▶ _WHAT TO WORK ON_: Where in the records does the word "name" appear? Copy each line that holds it.

#### PROVIDED DATA ####

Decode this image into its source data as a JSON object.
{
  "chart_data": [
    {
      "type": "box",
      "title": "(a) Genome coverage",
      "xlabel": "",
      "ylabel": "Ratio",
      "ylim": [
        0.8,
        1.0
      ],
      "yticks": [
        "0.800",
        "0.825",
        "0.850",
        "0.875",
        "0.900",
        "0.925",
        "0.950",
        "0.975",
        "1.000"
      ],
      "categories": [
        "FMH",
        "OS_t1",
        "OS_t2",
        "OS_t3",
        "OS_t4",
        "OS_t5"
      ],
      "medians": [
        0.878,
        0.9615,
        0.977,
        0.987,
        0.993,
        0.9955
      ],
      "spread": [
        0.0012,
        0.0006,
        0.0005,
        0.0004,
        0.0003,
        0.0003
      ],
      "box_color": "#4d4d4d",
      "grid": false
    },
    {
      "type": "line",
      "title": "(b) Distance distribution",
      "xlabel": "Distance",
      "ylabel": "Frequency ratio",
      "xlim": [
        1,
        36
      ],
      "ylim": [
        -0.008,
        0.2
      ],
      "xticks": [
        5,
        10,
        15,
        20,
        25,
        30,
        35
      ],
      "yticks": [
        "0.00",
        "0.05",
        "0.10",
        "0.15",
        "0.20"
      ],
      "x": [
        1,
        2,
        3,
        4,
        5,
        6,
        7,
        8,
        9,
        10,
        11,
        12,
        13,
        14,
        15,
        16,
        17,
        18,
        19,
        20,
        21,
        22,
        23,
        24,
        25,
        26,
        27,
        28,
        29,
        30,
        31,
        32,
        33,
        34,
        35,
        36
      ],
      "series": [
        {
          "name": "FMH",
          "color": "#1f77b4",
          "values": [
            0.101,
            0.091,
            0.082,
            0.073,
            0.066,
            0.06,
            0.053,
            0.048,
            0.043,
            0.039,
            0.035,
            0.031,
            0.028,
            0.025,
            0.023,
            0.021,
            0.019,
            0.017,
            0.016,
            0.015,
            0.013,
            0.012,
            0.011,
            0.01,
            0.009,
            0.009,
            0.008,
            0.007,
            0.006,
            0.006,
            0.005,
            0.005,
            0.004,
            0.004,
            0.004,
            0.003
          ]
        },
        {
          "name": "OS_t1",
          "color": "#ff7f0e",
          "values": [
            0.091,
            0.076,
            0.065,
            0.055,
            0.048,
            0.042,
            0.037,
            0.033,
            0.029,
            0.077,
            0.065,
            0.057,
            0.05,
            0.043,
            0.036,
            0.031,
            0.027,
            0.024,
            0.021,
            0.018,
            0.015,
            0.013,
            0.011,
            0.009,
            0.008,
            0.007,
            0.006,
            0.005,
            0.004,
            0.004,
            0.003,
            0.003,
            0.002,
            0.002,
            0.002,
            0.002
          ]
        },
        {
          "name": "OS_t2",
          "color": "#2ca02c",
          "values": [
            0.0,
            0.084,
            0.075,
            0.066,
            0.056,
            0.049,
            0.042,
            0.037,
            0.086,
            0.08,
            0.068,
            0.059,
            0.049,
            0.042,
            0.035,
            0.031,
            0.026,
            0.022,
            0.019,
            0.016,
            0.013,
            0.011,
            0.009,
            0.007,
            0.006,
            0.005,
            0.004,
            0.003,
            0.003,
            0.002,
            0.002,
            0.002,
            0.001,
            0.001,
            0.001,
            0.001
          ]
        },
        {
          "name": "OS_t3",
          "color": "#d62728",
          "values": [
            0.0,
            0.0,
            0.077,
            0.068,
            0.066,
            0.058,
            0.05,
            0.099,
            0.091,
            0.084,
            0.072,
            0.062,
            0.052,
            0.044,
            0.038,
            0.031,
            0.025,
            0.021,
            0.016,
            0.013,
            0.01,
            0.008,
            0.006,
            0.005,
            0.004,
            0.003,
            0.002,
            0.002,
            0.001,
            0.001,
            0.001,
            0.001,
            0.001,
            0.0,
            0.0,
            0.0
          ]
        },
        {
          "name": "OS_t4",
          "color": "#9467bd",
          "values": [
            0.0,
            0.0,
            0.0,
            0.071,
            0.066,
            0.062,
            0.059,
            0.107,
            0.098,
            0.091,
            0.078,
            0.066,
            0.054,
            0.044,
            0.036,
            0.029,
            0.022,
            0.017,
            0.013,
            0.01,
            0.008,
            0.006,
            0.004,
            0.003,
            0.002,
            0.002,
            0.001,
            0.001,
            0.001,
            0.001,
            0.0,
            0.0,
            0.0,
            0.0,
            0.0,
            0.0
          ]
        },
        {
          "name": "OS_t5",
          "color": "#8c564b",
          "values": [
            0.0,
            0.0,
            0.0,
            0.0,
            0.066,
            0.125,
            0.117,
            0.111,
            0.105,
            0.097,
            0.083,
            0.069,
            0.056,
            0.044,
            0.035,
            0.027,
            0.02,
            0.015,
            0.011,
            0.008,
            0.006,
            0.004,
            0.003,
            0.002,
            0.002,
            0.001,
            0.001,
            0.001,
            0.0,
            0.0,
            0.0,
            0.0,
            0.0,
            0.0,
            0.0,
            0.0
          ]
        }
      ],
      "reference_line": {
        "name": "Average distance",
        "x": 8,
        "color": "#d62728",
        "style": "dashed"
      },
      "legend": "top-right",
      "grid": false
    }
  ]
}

####

▶ _TASK RESULT_:
          "name": "FMH",
          "name": "OS_t1",
          "name": "OS_t2",
          "name": "OS_t3",
          "name": "OS_t4",
          "name": "OS_t5",
        "name": "Average distance",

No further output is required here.